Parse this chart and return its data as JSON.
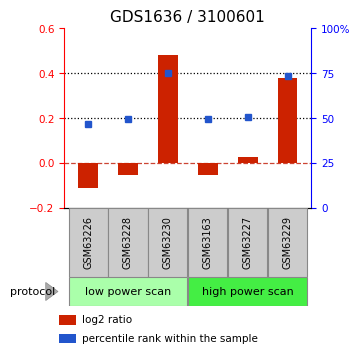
{
  "title": "GDS1636 / 3100601",
  "samples": [
    "GSM63226",
    "GSM63228",
    "GSM63230",
    "GSM63163",
    "GSM63227",
    "GSM63229"
  ],
  "log2_ratio": [
    -0.11,
    -0.055,
    0.48,
    -0.055,
    0.025,
    0.38
  ],
  "percentile_rank": [
    0.175,
    0.195,
    0.4,
    0.195,
    0.205,
    0.39
  ],
  "left_ylim": [
    -0.2,
    0.6
  ],
  "right_ylim": [
    0,
    100
  ],
  "left_yticks": [
    -0.2,
    0.0,
    0.2,
    0.4,
    0.6
  ],
  "right_yticks": [
    0,
    25,
    50,
    75,
    100
  ],
  "right_yticklabels": [
    "0",
    "25",
    "50",
    "75",
    "100%"
  ],
  "dotted_lines": [
    0.2,
    0.4
  ],
  "bar_color": "#cc2200",
  "dot_color": "#2255cc",
  "dashed_line_color": "#cc4433",
  "groups": [
    {
      "label": "low power scan",
      "start": 0,
      "end": 3,
      "color": "#aaffaa"
    },
    {
      "label": "high power scan",
      "start": 3,
      "end": 6,
      "color": "#44ee44"
    }
  ],
  "protocol_label": "protocol",
  "legend_items": [
    {
      "label": "log2 ratio",
      "color": "#cc2200"
    },
    {
      "label": "percentile rank within the sample",
      "color": "#2255cc"
    }
  ],
  "title_fontsize": 11,
  "tick_label_fontsize": 7.5,
  "bar_width": 0.5,
  "xlim": [
    -0.6,
    5.6
  ]
}
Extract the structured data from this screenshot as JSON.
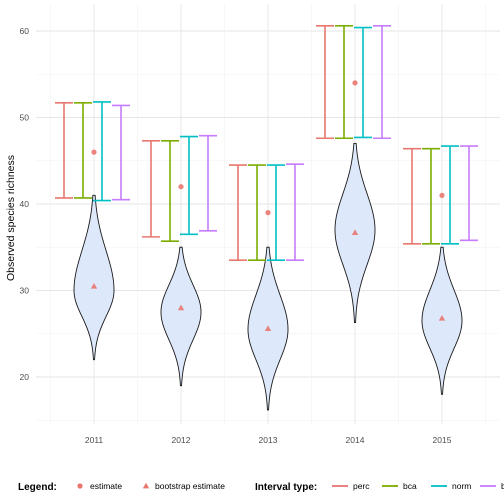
{
  "chart_data": {
    "type": "violin",
    "ylabel": "Observed species richness",
    "xlabel": "",
    "categories": [
      "2011",
      "2012",
      "2013",
      "2014",
      "2015"
    ],
    "y_ticks": [
      20,
      30,
      40,
      50,
      60
    ],
    "ylim": [
      15.2,
      61.5
    ],
    "grid": true,
    "violins": [
      {
        "year": "2011",
        "min": 22.0,
        "max": 41.0,
        "mode": 30.0,
        "width": 0.46
      },
      {
        "year": "2012",
        "min": 19.0,
        "max": 35.0,
        "mode": 27.5,
        "width": 0.46
      },
      {
        "year": "2013",
        "min": 16.2,
        "max": 35.0,
        "mode": 25.5,
        "width": 0.46
      },
      {
        "year": "2014",
        "min": 26.3,
        "max": 47.0,
        "mode": 37.0,
        "width": 0.46
      },
      {
        "year": "2015",
        "min": 18.0,
        "max": 35.0,
        "mode": 26.5,
        "width": 0.46
      }
    ],
    "estimate": [
      46.0,
      42.0,
      39.0,
      54.0,
      41.0
    ],
    "bootstrap_estimate": [
      30.5,
      28.0,
      25.6,
      36.7,
      26.8
    ],
    "intervals": {
      "perc": [
        [
          40.7,
          51.7
        ],
        [
          36.2,
          47.3
        ],
        [
          33.5,
          44.5
        ],
        [
          47.6,
          60.6
        ],
        [
          35.4,
          46.4
        ]
      ],
      "bca": [
        [
          40.7,
          51.7
        ],
        [
          35.7,
          47.3
        ],
        [
          33.5,
          44.5
        ],
        [
          47.6,
          60.6
        ],
        [
          35.4,
          46.4
        ]
      ],
      "norm": [
        [
          40.4,
          51.8
        ],
        [
          36.5,
          47.8
        ],
        [
          33.5,
          44.5
        ],
        [
          47.7,
          60.4
        ],
        [
          35.4,
          46.7
        ]
      ],
      "basic": [
        [
          40.5,
          51.4
        ],
        [
          36.9,
          47.9
        ],
        [
          33.5,
          44.6
        ],
        [
          47.6,
          60.6
        ],
        [
          35.8,
          46.7
        ]
      ]
    },
    "colors": {
      "perc": "#e8776f",
      "bca": "#7cad00",
      "norm": "#00bfc4",
      "basic": "#c77cff",
      "estimate": "#e8776f",
      "bootstrap_estimate": "#e8776f",
      "violin_fill": "#dde8fb",
      "violin_stroke": "#1a1a1a"
    },
    "legend": {
      "position": "bottom",
      "title": "Legend:",
      "entries": [
        {
          "key": "estimate",
          "label": "estimate",
          "shape": "circle"
        },
        {
          "key": "bootstrap_estimate",
          "label": "bootstrap estimate",
          "shape": "triangle"
        }
      ],
      "interval_title": "Interval type:",
      "interval_entries": [
        {
          "key": "perc",
          "label": "perc"
        },
        {
          "key": "bca",
          "label": "bca"
        },
        {
          "key": "norm",
          "label": "norm"
        },
        {
          "key": "basic",
          "label": "basic"
        }
      ]
    }
  }
}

[DESCRIPTION OF THE TASK] Transcribe the listing in full. Omit the pictures and keep every line exact.

[RESULT BELOW]
Parse this chart and return its data as JSON.
{
  "title": "GDS1636 / 3100601",
  "samples": [
    "GSM63226",
    "GSM63228",
    "GSM63230",
    "GSM63163",
    "GSM63227",
    "GSM63229"
  ],
  "log2_ratio": [
    -0.11,
    -0.055,
    0.48,
    -0.055,
    0.025,
    0.38
  ],
  "percentile_rank": [
    0.175,
    0.195,
    0.4,
    0.195,
    0.205,
    0.39
  ],
  "left_ylim": [
    -0.2,
    0.6
  ],
  "right_ylim": [
    0,
    100
  ],
  "left_yticks": [
    -0.2,
    0.0,
    0.2,
    0.4,
    0.6
  ],
  "right_yticks": [
    0,
    25,
    50,
    75,
    100
  ],
  "right_yticklabels": [
    "0",
    "25",
    "50",
    "75",
    "100%"
  ],
  "dotted_lines": [
    0.2,
    0.4
  ],
  "bar_color": "#cc2200",
  "dot_color": "#2255cc",
  "dashed_line_color": "#cc4433",
  "groups": [
    {
      "label": "low power scan",
      "start": 0,
      "end": 3,
      "color": "#aaffaa"
    },
    {
      "label": "high power scan",
      "start": 3,
      "end": 6,
      "color": "#44ee44"
    }
  ],
  "protocol_label": "protocol",
  "legend_items": [
    {
      "label": "log2 ratio",
      "color": "#cc2200"
    },
    {
      "label": "percentile rank within the sample",
      "color": "#2255cc"
    }
  ],
  "title_fontsize": 11,
  "tick_label_fontsize": 7.5,
  "bar_width": 0.5,
  "xlim": [
    -0.6,
    5.6
  ]
}
Extract the structured data from this screenshot as JSON.
{
  "chart_data": {
    "type": "violin",
    "ylabel": "Observed species richness",
    "xlabel": "",
    "categories": [
      "2011",
      "2012",
      "2013",
      "2014",
      "2015"
    ],
    "y_ticks": [
      20,
      30,
      40,
      50,
      60
    ],
    "ylim": [
      15.2,
      61.5
    ],
    "grid": true,
    "violins": [
      {
        "year": "2011",
        "min": 22.0,
        "max": 41.0,
        "mode": 30.0,
        "width": 0.46
      },
      {
        "year": "2012",
        "min": 19.0,
        "max": 35.0,
        "mode": 27.5,
        "width": 0.46
      },
      {
        "year": "2013",
        "min": 16.2,
        "max": 35.0,
        "mode": 25.5,
        "width": 0.46
      },
      {
        "year": "2014",
        "min": 26.3,
        "max": 47.0,
        "mode": 37.0,
        "width": 0.46
      },
      {
        "year": "2015",
        "min": 18.0,
        "max": 35.0,
        "mode": 26.5,
        "width": 0.46
      }
    ],
    "estimate": [
      46.0,
      42.0,
      39.0,
      54.0,
      41.0
    ],
    "bootstrap_estimate": [
      30.5,
      28.0,
      25.6,
      36.7,
      26.8
    ],
    "intervals": {
      "perc": [
        [
          40.7,
          51.7
        ],
        [
          36.2,
          47.3
        ],
        [
          33.5,
          44.5
        ],
        [
          47.6,
          60.6
        ],
        [
          35.4,
          46.4
        ]
      ],
      "bca": [
        [
          40.7,
          51.7
        ],
        [
          35.7,
          47.3
        ],
        [
          33.5,
          44.5
        ],
        [
          47.6,
          60.6
        ],
        [
          35.4,
          46.4
        ]
      ],
      "norm": [
        [
          40.4,
          51.8
        ],
        [
          36.5,
          47.8
        ],
        [
          33.5,
          44.5
        ],
        [
          47.7,
          60.4
        ],
        [
          35.4,
          46.7
        ]
      ],
      "basic": [
        [
          40.5,
          51.4
        ],
        [
          36.9,
          47.9
        ],
        [
          33.5,
          44.6
        ],
        [
          47.6,
          60.6
        ],
        [
          35.8,
          46.7
        ]
      ]
    },
    "colors": {
      "perc": "#e8776f",
      "bca": "#7cad00",
      "norm": "#00bfc4",
      "basic": "#c77cff",
      "estimate": "#e8776f",
      "bootstrap_estimate": "#e8776f",
      "violin_fill": "#dde8fb",
      "violin_stroke": "#1a1a1a"
    },
    "legend": {
      "position": "bottom",
      "title": "Legend:",
      "entries": [
        {
          "key": "estimate",
          "label": "estimate",
          "shape": "circle"
        },
        {
          "key": "bootstrap_estimate",
          "label": "bootstrap estimate",
          "shape": "triangle"
        }
      ],
      "interval_title": "Interval type:",
      "interval_entries": [
        {
          "key": "perc",
          "label": "perc"
        },
        {
          "key": "bca",
          "label": "bca"
        },
        {
          "key": "norm",
          "label": "norm"
        },
        {
          "key": "basic",
          "label": "basic"
        }
      ]
    }
  }
}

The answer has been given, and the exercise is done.